==== Information shown ====
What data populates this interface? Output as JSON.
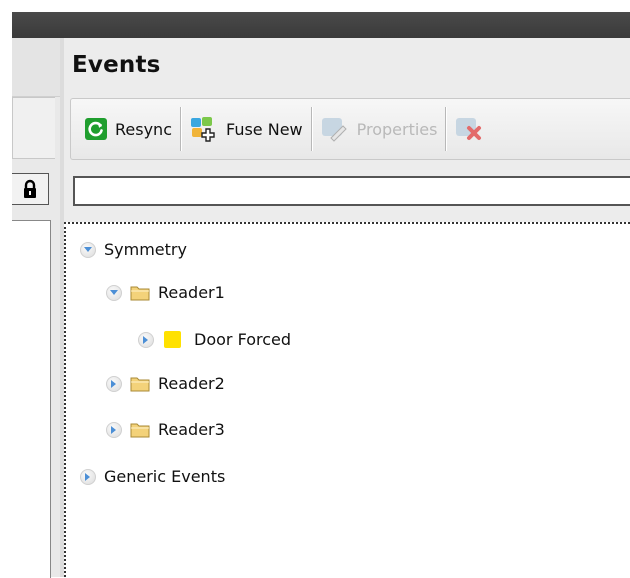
{
  "panel": {
    "title": "Events"
  },
  "toolbar": {
    "resync_label": "Resync",
    "fuse_new_label": "Fuse New",
    "properties_label": "Properties"
  },
  "search": {
    "value": "",
    "placeholder": ""
  },
  "tree": {
    "root": "Symmetry",
    "reader1": "Reader1",
    "door_forced": "Door Forced",
    "reader2": "Reader2",
    "reader3": "Reader3",
    "generic_events": "Generic Events"
  },
  "colors": {
    "title_bar": "#3a3a3a",
    "resync_green": "#1f9e2e",
    "event_swatch": "#ffe100",
    "folder": "#f3d27a"
  }
}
====
§ **Work to complete**
Copy each line of the preceding data that contains the string "Events".

§ **Result of the exercise**
    "title": "Events"
    "generic_events": "Generic Events"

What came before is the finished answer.